(Collected data entries)

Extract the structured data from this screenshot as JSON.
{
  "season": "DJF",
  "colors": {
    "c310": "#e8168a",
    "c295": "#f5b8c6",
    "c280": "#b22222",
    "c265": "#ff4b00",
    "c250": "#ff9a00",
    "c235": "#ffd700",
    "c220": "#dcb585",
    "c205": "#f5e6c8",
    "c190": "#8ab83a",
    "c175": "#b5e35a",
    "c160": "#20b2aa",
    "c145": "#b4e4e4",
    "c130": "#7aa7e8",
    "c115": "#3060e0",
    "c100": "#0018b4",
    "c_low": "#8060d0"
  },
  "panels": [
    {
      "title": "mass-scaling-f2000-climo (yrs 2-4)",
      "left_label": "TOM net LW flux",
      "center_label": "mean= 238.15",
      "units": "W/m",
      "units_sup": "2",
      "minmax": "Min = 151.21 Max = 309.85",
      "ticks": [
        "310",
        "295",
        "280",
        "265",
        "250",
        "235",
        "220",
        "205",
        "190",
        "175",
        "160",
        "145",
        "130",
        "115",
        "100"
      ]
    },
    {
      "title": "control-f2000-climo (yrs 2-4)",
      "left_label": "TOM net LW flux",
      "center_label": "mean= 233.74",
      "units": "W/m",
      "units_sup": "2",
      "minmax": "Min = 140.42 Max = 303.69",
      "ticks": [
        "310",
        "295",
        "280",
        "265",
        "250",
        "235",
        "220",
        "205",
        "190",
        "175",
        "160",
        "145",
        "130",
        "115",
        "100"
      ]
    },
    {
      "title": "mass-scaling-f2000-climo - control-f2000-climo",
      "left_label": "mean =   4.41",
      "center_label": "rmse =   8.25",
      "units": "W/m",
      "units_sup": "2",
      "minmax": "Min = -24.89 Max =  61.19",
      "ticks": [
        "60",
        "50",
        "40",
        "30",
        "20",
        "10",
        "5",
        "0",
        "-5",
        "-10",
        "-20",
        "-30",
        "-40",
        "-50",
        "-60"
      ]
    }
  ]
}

# DESCRIPTION OF THE TASK:
Look through the data and gather every line with the string "climo" in it.

# RESPONSE TO THIS EXERCISE:
      "title": "mass-scaling-f2000-climo (yrs 2-4)",
      "title": "control-f2000-climo (yrs 2-4)",
      "title": "mass-scaling-f2000-climo - control-f2000-climo",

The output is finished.